— begin Data for the task —
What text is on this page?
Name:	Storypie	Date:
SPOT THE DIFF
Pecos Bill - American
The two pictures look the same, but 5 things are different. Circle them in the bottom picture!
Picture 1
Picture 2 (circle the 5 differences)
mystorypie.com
— end Data for the task —
— begin Data for the task —
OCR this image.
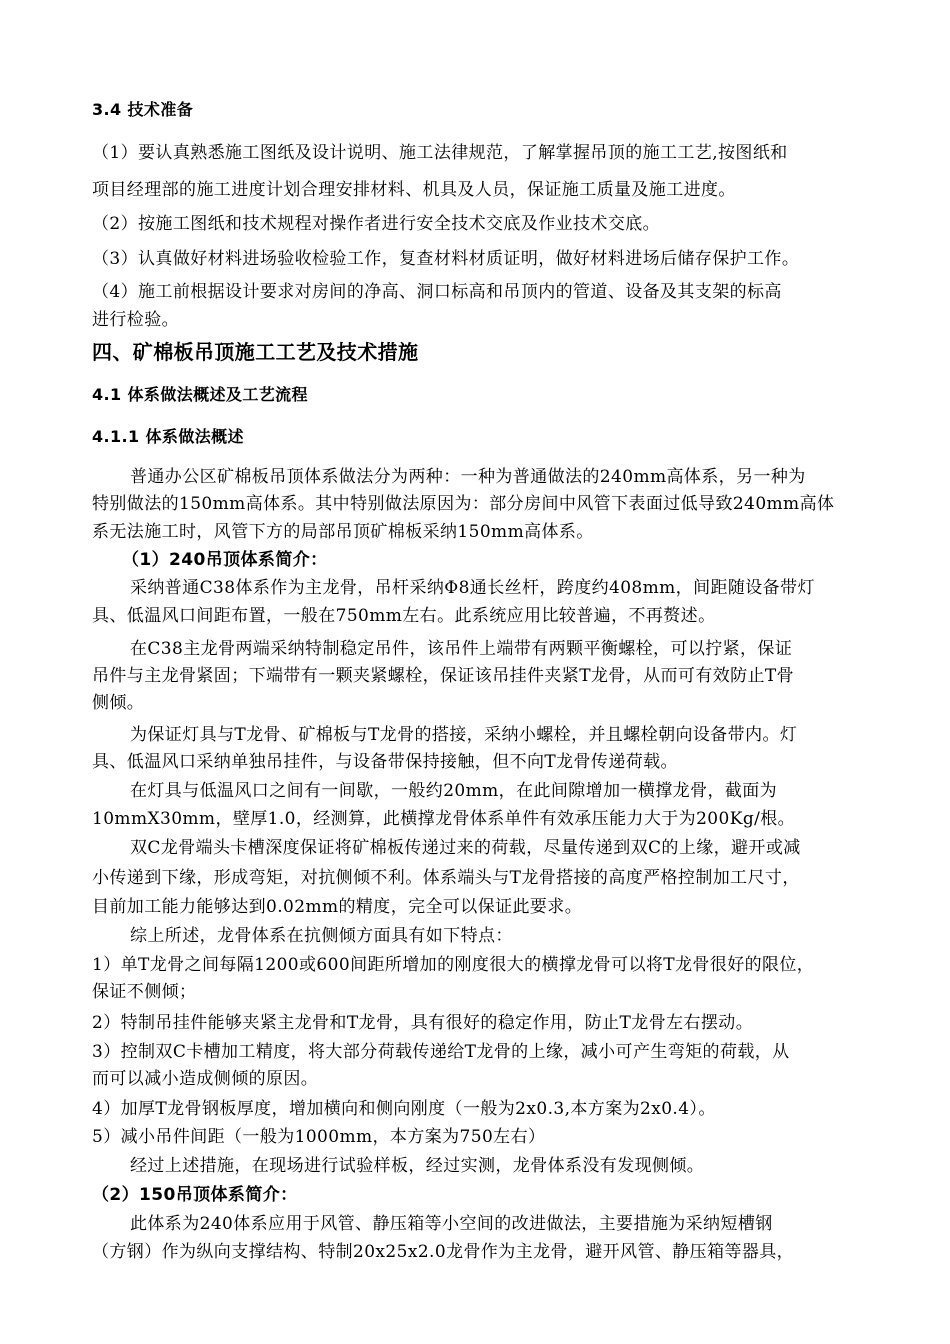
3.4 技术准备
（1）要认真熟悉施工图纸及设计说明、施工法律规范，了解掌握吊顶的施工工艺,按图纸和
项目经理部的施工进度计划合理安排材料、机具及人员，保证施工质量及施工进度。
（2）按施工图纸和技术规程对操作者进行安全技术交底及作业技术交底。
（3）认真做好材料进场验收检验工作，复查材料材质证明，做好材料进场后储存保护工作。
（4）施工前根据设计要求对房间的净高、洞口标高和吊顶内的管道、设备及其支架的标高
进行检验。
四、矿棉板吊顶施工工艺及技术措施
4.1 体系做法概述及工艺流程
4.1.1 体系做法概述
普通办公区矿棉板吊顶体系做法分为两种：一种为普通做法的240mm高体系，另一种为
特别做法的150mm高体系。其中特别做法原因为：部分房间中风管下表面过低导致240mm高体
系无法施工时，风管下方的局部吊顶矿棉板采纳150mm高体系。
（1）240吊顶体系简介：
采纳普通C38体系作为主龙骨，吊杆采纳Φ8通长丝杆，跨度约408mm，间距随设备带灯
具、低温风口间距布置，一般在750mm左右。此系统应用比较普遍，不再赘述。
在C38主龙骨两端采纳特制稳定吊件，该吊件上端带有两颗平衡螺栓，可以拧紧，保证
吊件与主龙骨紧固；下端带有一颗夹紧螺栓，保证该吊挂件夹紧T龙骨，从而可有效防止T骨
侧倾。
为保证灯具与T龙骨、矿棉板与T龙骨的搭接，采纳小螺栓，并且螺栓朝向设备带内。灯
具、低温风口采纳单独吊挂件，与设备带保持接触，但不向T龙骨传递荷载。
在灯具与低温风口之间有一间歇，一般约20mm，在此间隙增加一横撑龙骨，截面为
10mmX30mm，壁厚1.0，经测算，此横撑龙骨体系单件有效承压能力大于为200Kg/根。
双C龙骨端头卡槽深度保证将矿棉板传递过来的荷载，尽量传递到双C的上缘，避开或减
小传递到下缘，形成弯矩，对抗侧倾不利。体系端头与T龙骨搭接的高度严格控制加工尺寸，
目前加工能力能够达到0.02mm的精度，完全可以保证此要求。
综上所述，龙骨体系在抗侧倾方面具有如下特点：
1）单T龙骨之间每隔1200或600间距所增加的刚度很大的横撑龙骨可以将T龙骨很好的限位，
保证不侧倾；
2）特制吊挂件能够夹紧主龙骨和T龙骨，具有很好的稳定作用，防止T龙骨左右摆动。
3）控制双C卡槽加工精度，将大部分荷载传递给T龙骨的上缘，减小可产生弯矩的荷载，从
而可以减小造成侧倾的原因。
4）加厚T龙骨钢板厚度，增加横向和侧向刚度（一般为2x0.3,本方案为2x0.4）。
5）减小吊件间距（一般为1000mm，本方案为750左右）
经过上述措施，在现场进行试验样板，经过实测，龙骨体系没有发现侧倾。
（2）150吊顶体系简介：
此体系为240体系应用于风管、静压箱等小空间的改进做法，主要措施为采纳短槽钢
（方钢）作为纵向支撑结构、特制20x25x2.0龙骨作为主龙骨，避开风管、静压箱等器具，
— end Data for the task —
Directions
Look through the entries above; copy every line holding the string "this".

Final answer
What text is on this page?
OCR this image.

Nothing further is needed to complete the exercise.